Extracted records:

▼

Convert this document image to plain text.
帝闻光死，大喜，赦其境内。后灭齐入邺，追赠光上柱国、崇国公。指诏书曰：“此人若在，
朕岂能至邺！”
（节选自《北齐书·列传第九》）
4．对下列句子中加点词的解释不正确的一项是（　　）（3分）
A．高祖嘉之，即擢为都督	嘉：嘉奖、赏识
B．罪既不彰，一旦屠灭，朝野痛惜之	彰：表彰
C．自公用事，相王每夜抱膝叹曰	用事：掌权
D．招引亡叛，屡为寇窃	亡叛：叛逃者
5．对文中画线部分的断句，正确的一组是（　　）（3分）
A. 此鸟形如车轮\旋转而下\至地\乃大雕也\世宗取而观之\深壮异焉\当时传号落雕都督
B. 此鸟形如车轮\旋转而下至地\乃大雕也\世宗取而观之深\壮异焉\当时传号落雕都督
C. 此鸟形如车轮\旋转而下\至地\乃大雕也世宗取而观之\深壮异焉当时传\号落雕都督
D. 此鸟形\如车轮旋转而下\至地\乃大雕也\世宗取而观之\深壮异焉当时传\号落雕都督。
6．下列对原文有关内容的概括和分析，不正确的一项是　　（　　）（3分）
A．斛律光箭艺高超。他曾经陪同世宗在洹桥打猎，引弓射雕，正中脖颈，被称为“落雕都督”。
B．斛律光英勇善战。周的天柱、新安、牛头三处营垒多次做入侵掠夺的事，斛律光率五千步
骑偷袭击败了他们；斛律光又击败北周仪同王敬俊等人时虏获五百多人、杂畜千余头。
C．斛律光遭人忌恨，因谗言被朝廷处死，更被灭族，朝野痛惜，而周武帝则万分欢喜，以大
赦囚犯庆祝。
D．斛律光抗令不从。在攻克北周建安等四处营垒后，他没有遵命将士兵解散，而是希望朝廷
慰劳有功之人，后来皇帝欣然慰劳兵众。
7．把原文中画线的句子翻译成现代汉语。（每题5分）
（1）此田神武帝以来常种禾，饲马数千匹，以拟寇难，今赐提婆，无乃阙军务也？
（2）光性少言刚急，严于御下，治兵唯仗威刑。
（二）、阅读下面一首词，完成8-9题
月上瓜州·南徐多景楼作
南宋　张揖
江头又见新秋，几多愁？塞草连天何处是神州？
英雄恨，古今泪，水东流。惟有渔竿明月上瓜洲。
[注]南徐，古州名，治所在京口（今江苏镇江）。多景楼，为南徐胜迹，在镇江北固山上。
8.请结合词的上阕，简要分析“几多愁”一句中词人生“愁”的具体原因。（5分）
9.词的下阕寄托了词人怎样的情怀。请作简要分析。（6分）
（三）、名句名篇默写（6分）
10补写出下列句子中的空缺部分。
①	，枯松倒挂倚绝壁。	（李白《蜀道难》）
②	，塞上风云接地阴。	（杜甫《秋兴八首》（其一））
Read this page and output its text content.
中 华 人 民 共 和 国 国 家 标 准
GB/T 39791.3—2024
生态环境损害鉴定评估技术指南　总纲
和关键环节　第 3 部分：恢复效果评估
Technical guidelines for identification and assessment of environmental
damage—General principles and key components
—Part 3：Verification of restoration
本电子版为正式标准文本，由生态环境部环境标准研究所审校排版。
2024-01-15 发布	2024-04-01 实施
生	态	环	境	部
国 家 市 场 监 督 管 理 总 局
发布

▲

Exercise: Go through the material and copy out every line with "当时传号落雕都督" in it.

Result of this task:
A. 此鸟形如车轮\旋转而下\至地\乃大雕也\世宗取而观之\深壮异焉\当时传号落雕都督
B. 此鸟形如车轮\旋转而下至地\乃大雕也\世宗取而观之深\壮异焉\当时传号落雕都督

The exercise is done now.